• _Selected passage_
#####

Abstract
Objective. Balneotherapy (or spa therapy, mineral baths) for patients with arthritis is one of the oldest forms of therapy. We assessed effectiveness of balneotherapy for patients with osteoarthritis (OA).
Methods. We performed a broad search strategy to retrieve eligible studies, selecting randomized controlled trials comparing balneotherapy with any intervention or with no intervention. Two authors independently assessed quality and extracted data. Disagreements were solved by consensus. In the event of clinical heterogeneity or lack of data we refrained from statistical pooling.
Results. Seven trials (498 patients) were included in this review: one performed an intention-to-treat analysis, 2 provided data for our own analysis, and one reported a “quality of life” outcome. We found silver-level evidence of mineral baths compared to no treatment (effect sizes 0.34–1.82). Adverse events were not measured or found in included trials.
Conclusion. We found silver-level evidence concerning the beneficial effects of mineral baths compared to no treatment. Of all other balneological treatments, no clear effects were found. However, the scientific evidence is weak because of the poor methodological quality and the absence of an adequate statistical analysis and data presentation.
Based on a Cochrane Review published in The Cochrane Library 2007, Issue 4 (see www.thecochranelibrary.com for information). Cochrane Reviews are regularly updated as new evidence emerges and in response to feedback and The Cochrane Library should be consulted for the most recent version of the review.
Osteoarthritis (OA) is a degenerative joint disease marked by degeneration of the articular cartilage, hypertrophy of bone at the margins, and changes in the synovial membrane1. OA is one of the most common forms of arthritis and affects men and women equally. For many adults OA is one of the most important causes of longterm disability1,2. While it can involve any joint, OA usually affects the hips, knees, hands, and spine. The knee appears to be the joint most prone to the development of OA3. This may be because it is a major weight-bearing joint, and prone to effects of obesity, trauma, as well as metabolic diseases4. Movement or weight-bearing exacerbates pain in the knee. Stiffness, edema and deformity, and reduced function such as in walking are common complaints in patients with OA of the knee.

#####

• _Source information_
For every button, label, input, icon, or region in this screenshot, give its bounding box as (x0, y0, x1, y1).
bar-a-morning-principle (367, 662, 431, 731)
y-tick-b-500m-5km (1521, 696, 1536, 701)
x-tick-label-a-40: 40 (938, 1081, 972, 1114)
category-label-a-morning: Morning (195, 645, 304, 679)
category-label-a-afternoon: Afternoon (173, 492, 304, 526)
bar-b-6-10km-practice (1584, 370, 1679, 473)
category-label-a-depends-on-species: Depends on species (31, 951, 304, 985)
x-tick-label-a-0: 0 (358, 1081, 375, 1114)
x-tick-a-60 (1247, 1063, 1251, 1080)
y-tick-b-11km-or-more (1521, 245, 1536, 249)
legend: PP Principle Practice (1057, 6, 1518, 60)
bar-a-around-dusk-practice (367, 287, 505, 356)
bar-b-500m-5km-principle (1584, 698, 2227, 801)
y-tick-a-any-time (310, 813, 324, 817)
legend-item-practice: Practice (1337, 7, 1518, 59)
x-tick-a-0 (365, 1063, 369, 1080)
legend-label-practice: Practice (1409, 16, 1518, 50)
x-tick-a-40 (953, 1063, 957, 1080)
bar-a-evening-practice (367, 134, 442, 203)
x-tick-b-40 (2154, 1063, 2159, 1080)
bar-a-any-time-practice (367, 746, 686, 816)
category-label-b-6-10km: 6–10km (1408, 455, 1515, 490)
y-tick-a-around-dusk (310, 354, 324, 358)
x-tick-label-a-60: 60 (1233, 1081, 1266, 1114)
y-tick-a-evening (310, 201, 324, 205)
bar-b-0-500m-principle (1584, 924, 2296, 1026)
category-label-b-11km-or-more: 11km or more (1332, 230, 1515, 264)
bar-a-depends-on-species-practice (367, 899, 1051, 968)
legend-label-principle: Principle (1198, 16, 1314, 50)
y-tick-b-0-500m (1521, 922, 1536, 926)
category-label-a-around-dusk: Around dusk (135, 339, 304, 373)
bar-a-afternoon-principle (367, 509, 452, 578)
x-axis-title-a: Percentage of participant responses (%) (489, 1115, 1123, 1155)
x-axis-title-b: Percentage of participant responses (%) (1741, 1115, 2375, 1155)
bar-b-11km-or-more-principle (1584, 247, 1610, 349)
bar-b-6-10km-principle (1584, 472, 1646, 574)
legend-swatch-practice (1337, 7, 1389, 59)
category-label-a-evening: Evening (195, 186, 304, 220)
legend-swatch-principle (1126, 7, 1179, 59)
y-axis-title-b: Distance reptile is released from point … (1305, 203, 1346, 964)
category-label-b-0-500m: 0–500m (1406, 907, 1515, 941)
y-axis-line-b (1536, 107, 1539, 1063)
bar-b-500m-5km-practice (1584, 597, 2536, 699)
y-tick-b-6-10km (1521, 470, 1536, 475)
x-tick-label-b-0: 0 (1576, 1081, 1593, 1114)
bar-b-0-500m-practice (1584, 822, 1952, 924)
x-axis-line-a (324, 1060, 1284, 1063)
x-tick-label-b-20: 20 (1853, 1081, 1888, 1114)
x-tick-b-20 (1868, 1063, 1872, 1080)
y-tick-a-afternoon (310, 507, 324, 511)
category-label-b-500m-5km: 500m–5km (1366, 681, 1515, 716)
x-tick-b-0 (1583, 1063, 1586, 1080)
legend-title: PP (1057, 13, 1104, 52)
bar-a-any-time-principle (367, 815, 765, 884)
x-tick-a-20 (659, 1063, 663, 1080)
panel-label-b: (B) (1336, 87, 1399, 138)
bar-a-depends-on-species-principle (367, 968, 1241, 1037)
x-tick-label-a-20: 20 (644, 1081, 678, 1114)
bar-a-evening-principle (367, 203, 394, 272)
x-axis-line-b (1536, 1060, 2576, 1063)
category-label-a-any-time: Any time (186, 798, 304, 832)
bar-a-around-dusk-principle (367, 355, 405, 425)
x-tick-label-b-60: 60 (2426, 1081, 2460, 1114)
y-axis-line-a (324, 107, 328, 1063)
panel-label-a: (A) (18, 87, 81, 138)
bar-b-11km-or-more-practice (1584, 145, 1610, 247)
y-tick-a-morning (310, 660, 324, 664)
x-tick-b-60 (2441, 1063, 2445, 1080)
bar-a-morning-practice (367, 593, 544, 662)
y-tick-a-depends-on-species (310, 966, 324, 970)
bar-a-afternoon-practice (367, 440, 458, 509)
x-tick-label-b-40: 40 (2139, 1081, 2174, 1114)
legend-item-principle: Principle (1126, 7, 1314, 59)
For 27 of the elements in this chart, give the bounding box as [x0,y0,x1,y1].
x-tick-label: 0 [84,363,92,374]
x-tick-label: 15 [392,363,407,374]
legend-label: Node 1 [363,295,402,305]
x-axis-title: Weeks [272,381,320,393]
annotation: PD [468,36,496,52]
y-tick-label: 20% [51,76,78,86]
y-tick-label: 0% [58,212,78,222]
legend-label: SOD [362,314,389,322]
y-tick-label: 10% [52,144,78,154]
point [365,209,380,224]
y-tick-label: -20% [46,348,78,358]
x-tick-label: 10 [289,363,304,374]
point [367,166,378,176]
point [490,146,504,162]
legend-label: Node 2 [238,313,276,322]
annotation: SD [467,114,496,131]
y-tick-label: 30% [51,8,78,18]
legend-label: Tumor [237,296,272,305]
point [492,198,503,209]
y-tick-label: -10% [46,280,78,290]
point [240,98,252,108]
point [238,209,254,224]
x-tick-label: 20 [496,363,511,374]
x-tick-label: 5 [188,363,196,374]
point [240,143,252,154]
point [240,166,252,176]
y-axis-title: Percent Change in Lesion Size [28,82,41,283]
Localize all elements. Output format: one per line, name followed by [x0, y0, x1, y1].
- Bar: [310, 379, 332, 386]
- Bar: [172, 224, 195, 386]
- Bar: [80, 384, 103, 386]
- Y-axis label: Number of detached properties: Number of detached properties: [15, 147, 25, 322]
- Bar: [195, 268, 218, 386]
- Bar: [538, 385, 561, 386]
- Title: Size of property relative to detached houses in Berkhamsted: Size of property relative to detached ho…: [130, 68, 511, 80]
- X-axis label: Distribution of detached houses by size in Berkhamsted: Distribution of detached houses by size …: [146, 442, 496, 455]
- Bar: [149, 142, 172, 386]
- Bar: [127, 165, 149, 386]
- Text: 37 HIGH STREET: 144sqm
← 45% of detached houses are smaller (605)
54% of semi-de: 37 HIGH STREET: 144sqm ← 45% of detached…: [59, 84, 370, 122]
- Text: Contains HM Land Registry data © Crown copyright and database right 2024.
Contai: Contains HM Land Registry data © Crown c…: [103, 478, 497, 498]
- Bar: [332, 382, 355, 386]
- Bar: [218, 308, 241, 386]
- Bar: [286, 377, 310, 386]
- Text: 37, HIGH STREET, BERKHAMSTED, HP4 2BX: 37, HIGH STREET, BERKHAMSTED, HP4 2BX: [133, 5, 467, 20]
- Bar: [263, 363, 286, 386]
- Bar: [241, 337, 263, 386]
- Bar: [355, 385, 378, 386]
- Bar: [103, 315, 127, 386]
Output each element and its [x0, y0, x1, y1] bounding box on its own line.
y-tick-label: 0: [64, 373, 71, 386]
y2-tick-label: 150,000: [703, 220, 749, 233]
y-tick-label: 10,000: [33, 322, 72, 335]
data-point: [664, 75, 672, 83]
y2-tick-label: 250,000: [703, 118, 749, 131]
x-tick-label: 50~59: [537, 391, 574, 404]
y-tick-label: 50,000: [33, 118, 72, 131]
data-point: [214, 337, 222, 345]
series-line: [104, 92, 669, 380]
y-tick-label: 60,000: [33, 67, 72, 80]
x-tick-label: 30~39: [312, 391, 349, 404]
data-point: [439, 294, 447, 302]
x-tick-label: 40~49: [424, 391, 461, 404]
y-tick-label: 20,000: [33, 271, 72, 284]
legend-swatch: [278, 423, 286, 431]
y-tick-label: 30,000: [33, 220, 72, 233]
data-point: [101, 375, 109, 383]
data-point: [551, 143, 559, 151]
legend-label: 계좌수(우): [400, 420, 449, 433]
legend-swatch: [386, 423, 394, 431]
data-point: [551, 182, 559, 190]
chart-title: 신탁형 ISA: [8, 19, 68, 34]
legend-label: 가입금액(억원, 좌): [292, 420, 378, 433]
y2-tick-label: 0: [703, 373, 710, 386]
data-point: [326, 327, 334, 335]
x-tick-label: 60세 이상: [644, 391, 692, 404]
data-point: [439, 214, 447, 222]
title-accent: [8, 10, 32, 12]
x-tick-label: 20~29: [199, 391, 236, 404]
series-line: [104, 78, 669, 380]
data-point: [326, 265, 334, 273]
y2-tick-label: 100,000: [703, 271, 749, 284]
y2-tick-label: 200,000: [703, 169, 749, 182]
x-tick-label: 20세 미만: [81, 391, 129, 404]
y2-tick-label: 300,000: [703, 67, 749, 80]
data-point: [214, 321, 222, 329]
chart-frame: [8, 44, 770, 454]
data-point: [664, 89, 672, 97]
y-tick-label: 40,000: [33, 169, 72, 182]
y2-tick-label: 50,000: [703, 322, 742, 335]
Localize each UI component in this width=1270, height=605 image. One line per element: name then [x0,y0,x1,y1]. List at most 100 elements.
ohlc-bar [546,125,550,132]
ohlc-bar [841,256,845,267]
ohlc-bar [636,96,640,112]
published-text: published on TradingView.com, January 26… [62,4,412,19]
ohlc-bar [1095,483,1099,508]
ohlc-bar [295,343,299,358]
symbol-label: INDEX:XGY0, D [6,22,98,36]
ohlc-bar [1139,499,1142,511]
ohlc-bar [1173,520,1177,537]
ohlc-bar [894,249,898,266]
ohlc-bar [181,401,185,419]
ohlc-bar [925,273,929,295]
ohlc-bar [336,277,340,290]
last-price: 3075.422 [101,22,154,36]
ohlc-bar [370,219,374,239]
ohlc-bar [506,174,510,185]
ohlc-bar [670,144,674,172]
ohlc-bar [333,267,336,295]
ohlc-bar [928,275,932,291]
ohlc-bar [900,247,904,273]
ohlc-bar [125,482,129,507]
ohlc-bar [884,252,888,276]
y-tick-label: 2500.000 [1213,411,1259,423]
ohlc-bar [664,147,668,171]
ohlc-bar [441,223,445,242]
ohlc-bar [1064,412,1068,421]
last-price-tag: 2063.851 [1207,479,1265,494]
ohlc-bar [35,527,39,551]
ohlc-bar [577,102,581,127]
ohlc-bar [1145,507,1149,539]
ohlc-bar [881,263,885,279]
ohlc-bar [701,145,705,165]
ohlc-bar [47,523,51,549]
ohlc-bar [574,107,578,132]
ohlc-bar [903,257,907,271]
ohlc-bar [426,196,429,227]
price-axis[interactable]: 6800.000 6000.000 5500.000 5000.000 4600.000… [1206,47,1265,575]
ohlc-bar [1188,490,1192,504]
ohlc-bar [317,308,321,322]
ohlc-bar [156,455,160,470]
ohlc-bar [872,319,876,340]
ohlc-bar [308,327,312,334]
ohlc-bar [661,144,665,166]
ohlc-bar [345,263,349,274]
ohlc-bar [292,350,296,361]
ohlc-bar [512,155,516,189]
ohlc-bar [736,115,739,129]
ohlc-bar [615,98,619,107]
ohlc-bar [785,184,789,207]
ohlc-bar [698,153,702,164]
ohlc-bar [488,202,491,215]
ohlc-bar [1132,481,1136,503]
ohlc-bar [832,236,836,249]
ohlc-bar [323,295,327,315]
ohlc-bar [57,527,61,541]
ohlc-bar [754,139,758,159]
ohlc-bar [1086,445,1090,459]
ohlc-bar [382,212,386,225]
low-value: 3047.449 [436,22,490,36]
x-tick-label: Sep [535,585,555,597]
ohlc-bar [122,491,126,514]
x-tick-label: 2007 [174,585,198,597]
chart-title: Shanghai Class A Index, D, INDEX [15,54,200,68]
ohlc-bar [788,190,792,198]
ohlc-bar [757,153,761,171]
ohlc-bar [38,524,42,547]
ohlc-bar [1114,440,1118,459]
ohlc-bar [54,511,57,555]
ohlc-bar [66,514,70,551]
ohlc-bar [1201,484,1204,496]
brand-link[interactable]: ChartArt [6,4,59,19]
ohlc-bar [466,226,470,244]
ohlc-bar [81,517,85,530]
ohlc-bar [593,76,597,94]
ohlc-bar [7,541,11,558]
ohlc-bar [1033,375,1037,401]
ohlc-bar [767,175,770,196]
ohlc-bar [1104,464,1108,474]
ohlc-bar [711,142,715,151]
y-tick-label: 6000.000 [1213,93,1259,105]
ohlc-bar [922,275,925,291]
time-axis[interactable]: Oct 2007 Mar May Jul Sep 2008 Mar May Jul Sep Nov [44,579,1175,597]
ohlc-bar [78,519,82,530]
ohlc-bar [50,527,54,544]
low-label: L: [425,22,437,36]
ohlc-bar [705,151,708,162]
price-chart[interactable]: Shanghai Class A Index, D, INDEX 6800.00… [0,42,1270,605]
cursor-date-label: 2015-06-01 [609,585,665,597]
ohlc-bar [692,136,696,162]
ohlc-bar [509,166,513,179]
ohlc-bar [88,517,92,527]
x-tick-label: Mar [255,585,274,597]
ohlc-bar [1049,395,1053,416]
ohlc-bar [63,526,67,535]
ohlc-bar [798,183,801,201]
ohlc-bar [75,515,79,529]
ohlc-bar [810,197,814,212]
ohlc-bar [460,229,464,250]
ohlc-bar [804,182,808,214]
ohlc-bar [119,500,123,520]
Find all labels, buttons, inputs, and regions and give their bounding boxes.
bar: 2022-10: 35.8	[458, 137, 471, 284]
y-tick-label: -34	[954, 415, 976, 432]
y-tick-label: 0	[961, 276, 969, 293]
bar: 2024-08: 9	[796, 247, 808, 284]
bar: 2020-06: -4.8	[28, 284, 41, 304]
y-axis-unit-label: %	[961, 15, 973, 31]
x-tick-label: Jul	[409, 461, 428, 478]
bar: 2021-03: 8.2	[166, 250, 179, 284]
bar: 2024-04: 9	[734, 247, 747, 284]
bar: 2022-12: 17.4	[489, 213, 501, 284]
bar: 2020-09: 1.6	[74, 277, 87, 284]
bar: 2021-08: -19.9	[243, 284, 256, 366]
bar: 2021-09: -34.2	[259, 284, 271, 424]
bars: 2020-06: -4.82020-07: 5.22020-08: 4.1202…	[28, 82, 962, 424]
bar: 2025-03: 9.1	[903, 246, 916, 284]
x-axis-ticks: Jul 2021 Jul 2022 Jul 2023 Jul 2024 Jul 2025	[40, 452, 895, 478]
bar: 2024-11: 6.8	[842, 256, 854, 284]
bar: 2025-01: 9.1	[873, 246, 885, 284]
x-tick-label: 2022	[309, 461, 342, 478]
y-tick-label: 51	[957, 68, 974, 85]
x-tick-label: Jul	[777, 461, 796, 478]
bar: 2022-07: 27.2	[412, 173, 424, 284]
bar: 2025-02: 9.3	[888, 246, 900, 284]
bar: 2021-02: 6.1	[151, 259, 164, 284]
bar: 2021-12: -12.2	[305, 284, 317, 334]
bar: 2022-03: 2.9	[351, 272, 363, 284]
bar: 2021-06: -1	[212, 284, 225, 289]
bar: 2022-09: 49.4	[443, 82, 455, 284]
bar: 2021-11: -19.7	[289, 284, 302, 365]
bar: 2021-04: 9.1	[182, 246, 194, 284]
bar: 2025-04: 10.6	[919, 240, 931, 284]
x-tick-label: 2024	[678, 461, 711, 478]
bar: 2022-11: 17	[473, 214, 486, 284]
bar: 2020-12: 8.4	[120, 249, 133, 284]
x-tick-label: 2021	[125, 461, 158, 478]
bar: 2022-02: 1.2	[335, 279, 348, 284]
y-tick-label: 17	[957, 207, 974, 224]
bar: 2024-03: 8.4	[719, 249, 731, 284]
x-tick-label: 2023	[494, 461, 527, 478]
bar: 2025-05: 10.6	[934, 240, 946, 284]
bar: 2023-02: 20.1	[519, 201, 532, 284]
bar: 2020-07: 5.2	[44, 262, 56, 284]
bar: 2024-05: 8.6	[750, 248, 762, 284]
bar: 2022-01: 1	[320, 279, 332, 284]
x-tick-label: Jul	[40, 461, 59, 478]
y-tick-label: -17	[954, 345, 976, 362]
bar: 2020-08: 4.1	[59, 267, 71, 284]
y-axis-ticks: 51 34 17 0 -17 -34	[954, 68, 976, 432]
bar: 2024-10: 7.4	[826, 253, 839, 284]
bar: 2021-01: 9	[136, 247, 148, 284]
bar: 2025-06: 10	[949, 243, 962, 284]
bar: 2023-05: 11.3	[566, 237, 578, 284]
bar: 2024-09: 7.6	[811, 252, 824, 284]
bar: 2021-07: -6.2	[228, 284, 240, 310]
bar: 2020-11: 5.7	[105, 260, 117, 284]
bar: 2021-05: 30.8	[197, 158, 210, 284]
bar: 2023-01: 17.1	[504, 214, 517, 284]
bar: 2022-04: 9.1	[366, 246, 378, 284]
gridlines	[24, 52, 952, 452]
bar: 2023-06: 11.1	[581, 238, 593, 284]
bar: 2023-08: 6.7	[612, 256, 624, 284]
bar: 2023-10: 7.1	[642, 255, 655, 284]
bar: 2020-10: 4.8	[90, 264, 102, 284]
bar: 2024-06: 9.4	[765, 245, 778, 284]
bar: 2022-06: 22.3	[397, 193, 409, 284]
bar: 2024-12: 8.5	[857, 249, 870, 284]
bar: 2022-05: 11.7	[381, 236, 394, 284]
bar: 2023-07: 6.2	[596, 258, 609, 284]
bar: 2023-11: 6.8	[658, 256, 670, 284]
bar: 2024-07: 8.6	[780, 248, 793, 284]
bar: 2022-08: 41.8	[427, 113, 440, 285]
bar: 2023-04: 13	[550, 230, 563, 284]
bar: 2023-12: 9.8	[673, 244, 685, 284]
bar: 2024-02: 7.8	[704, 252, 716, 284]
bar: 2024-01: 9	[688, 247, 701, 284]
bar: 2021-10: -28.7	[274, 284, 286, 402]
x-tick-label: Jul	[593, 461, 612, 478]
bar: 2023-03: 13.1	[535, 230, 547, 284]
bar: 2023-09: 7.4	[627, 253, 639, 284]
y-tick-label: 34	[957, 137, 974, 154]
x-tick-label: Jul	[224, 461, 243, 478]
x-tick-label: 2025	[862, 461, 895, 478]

#####

• _Exercise tasks_
1. In the balneotherapy text, copy word for word the part that opens with the words containing "Conclusion. We found" and closes with "of the review.".
2. Turn the paragraph of the balneotherapy text beginning "Results. Seven trials" into a short bulleted list that keeps its main facts.

• _Task solutions_
1.
Conclusion. We found silver-level evidence concerning the beneficial effects of mineral baths compared to no treatment. Of all other balneological treatments, no clear effects were found. However, the scientific evidence is weak because of the poor methodological quality and the absence of an adequate statistical analysis and data presentation.
Based on a Cochrane Review published in The Cochrane Library 2007, Issue 4 (see www.thecochranelibrary.com for information). Cochrane Reviews are regularly updated as new evidence emerges and in response to feedback and The Cochrane Library should be consulted for the most recent version of the review.

2.
- The review included seven trials with 498 patients.
- One trial used an intention-to-treat analysis, two supplied data for the reviewers' own analysis, and one reported a "quality of life" outcome.
- There was silver-level evidence for mineral baths compared with no treatment, with effect sizes of 0.34–1.82.
- The included trials did not measure or find adverse events.